#### [The problem]
What follows is a listing. Return every line of it exactly.
******************************
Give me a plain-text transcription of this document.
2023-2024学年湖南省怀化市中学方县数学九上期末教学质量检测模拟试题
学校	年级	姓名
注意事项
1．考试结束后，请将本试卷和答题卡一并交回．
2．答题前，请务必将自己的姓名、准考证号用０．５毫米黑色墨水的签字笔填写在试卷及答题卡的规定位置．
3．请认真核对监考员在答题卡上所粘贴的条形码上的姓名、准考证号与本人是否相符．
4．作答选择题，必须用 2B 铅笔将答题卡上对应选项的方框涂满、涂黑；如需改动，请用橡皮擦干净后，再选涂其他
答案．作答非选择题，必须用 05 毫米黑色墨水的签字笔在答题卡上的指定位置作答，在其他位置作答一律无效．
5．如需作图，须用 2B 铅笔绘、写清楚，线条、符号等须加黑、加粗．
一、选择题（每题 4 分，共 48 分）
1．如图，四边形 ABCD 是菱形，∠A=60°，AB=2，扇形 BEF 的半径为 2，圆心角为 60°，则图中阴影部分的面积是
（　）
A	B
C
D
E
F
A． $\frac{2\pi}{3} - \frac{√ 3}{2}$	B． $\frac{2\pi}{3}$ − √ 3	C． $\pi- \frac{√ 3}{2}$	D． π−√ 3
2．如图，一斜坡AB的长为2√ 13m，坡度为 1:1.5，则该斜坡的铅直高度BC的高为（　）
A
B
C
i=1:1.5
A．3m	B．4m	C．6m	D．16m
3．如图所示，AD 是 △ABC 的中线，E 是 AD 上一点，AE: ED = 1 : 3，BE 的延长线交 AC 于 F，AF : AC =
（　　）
******************************
#### [Response to the exercise]
Give me a plain-text transcription of this document.
2023-2024学年湖南省怀化市中学方县数学九上期末教学质量检测模拟试题
学校	年级	姓名
注意事项
1．考试结束后，请将本试卷和答题卡一并交回．
2．答题前，请务必将自己的姓名、准考证号用０．５毫米黑色墨水的签字笔填写在试卷及答题卡的规定位置．
3．请认真核对监考员在答题卡上所粘贴的条形码上的姓名、准考证号与本人是否相符．
4．作答选择题，必须用 2B 铅笔将答题卡上对应选项的方框涂满、涂黑；如需改动，请用橡皮擦干净后，再选涂其他
答案．作答非选择题，必须用 05 毫米黑色墨水的签字笔在答题卡上的指定位置作答，在其他位置作答一律无效．
5．如需作图，须用 2B 铅笔绘、写清楚，线条、符号等须加黑、加粗．
一、选择题（每题 4 分，共 48 分）
1．如图，四边形 ABCD 是菱形，∠A=60°，AB=2，扇形 BEF 的半径为 2，圆心角为 60°，则图中阴影部分的面积是
（　）
A	B
C
D
E
F
A． $\frac{2\pi}{3} - \frac{√ 3}{2}$	B． $\frac{2\pi}{3}$ − √ 3	C． $\pi- \frac{√ 3}{2}$	D． π−√ 3
2．如图，一斜坡AB的长为2√ 13m，坡度为 1:1.5，则该斜坡的铅直高度BC的高为（　）
A
B
C
i=1:1.5
A．3m	B．4m	C．6m	D．16m
3．如图所示，AD 是 △ABC 的中线，E 是 AD 上一点，AE: ED = 1 : 3，BE 的延长线交 AC 于 F，AF : AC =
（　　）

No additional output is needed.